> OBJECTIVE: Reply with nothing except the number of lines that contain the word "Beschikbaarheid".

= = = =

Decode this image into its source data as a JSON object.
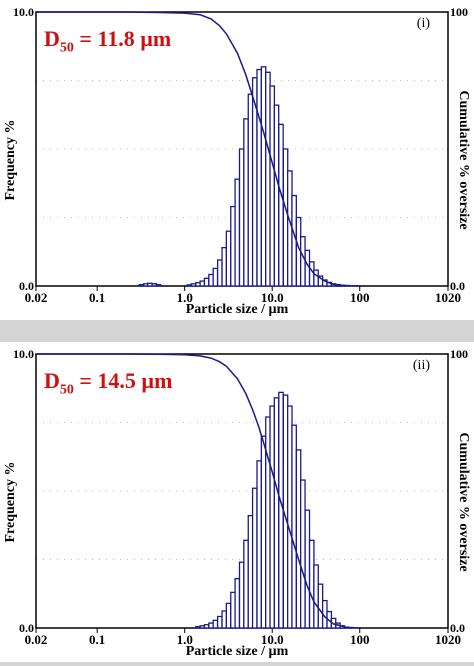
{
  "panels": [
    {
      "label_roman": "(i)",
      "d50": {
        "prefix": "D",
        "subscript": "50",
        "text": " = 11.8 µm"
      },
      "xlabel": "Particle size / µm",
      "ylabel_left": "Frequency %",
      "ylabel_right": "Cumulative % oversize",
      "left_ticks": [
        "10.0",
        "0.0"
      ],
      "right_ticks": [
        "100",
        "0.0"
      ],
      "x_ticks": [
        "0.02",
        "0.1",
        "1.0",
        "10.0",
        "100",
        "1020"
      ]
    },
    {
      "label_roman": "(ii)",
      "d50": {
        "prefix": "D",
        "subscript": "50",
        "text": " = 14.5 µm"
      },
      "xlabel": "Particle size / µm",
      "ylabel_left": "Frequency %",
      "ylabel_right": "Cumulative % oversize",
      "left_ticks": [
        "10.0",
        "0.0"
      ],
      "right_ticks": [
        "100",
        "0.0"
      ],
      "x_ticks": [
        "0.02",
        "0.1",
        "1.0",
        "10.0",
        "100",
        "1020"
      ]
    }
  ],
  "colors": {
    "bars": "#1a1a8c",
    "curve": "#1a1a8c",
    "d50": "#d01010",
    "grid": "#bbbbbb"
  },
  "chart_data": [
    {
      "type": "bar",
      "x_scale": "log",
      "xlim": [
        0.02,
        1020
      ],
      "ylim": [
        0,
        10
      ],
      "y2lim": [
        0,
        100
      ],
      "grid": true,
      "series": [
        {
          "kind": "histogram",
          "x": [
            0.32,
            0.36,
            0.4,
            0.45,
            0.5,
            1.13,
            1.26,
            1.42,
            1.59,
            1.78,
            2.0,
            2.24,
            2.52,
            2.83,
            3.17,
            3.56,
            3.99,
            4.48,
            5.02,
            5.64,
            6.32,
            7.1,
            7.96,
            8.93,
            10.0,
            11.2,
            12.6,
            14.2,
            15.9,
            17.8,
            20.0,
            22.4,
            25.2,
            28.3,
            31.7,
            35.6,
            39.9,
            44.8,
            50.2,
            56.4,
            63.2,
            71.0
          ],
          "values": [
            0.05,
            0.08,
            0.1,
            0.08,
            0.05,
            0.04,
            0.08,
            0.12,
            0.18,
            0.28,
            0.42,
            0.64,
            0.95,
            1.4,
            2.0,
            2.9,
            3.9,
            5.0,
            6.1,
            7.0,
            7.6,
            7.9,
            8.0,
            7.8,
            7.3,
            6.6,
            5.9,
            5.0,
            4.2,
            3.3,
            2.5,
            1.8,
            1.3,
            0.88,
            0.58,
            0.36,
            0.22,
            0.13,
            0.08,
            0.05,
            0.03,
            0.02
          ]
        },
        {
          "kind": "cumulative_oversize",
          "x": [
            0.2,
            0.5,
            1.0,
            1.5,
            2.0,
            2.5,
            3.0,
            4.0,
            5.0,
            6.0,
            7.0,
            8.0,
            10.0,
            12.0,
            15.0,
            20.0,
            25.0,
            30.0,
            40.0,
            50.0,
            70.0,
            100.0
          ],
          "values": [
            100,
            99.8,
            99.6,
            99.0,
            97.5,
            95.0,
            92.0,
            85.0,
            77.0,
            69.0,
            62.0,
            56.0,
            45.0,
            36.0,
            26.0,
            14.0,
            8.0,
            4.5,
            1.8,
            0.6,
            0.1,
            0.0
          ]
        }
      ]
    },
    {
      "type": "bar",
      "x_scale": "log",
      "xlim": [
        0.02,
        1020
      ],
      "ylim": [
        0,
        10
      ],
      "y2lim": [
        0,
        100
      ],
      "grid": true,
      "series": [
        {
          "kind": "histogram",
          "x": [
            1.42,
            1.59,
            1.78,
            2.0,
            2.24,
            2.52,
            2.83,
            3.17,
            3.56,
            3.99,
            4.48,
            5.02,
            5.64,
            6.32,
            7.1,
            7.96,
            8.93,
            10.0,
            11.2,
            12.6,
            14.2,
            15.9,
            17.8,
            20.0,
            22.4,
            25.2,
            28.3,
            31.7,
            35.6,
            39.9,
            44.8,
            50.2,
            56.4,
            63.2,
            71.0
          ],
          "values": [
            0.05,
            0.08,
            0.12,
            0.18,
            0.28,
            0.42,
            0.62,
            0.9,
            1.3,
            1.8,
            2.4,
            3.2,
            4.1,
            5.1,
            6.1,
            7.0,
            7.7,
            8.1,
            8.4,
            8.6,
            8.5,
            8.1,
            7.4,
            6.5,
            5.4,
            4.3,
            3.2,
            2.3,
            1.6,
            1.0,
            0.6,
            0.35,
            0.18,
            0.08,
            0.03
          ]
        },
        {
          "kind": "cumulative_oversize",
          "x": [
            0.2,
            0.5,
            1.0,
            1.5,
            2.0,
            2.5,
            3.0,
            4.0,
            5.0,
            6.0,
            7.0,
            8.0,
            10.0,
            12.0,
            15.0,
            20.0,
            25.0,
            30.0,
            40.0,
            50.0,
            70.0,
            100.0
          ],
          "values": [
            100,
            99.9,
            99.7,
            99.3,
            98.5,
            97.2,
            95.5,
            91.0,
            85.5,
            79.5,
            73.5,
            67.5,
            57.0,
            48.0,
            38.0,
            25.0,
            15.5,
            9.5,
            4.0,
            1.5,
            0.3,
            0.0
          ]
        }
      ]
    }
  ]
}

= = = =

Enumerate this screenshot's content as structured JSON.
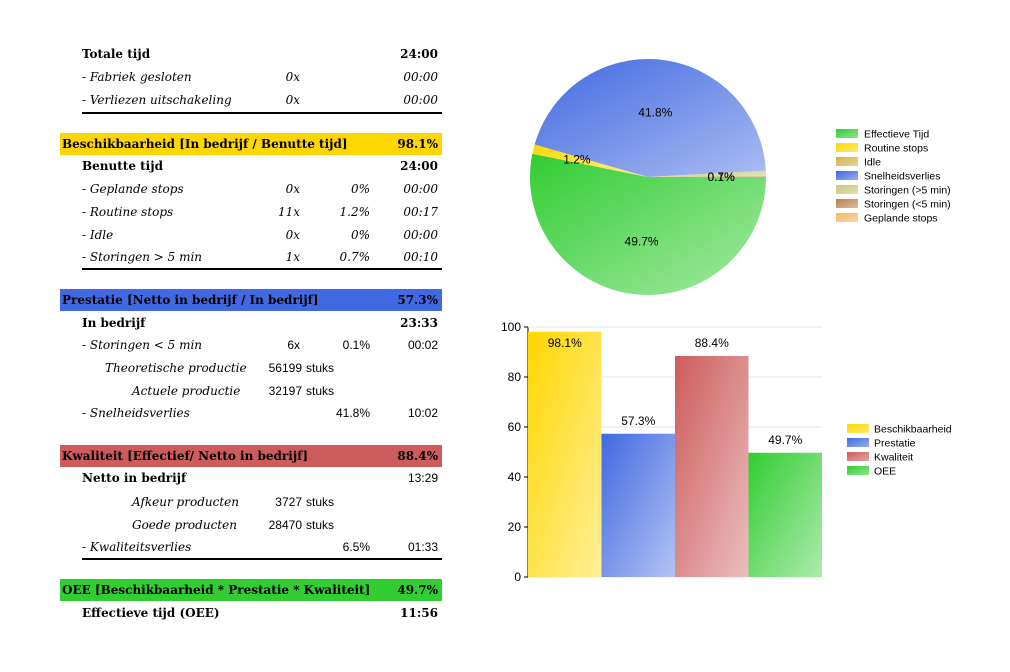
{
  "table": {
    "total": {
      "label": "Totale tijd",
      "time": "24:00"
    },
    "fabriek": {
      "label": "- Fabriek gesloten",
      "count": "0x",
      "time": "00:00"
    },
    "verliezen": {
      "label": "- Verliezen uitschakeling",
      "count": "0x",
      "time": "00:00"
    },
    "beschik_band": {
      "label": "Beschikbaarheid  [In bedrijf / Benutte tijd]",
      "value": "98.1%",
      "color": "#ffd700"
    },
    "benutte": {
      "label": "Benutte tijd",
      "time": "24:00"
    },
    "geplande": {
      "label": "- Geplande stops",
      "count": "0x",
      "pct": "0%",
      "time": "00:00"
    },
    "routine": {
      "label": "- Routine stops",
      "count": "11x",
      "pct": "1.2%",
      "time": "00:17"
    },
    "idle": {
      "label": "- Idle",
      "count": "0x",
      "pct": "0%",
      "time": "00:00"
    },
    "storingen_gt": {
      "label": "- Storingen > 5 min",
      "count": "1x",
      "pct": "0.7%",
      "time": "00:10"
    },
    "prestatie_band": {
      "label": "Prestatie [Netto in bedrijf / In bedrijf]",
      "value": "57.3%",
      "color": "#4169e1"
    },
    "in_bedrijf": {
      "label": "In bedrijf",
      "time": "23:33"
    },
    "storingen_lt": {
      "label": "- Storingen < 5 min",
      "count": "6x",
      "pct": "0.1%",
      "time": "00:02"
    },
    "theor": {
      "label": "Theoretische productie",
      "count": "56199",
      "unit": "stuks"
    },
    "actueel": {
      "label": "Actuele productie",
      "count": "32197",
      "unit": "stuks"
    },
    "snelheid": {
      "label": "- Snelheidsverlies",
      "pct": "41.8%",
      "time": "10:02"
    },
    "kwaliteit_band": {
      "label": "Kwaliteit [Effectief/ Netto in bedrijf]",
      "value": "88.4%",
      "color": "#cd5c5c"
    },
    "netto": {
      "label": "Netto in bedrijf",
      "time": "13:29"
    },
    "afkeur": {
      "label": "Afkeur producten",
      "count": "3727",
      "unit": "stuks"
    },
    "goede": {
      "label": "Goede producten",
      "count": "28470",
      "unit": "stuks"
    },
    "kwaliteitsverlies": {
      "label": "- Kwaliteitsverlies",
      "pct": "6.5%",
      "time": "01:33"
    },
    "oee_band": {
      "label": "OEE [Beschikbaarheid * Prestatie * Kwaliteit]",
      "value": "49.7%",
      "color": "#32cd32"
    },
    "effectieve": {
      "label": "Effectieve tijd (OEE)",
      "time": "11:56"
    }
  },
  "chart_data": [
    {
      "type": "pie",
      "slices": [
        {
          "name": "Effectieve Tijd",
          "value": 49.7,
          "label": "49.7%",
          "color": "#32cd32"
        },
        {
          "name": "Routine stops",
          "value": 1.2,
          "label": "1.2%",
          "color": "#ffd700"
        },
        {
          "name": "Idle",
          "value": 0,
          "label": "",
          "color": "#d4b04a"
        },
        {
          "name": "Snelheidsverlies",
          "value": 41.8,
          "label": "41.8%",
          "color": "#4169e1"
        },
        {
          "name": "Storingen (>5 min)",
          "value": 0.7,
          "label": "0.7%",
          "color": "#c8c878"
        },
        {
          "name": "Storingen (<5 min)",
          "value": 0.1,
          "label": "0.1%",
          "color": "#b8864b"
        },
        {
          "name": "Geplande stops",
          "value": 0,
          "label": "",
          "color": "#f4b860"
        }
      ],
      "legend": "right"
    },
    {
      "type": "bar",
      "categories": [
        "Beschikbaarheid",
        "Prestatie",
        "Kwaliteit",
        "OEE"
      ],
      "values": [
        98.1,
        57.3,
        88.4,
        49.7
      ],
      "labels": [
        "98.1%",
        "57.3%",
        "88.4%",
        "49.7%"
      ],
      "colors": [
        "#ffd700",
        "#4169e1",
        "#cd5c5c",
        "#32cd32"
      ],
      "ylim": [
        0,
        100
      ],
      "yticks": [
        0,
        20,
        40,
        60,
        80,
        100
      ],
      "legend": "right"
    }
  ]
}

= = = =

> FULL SOLUTION: 3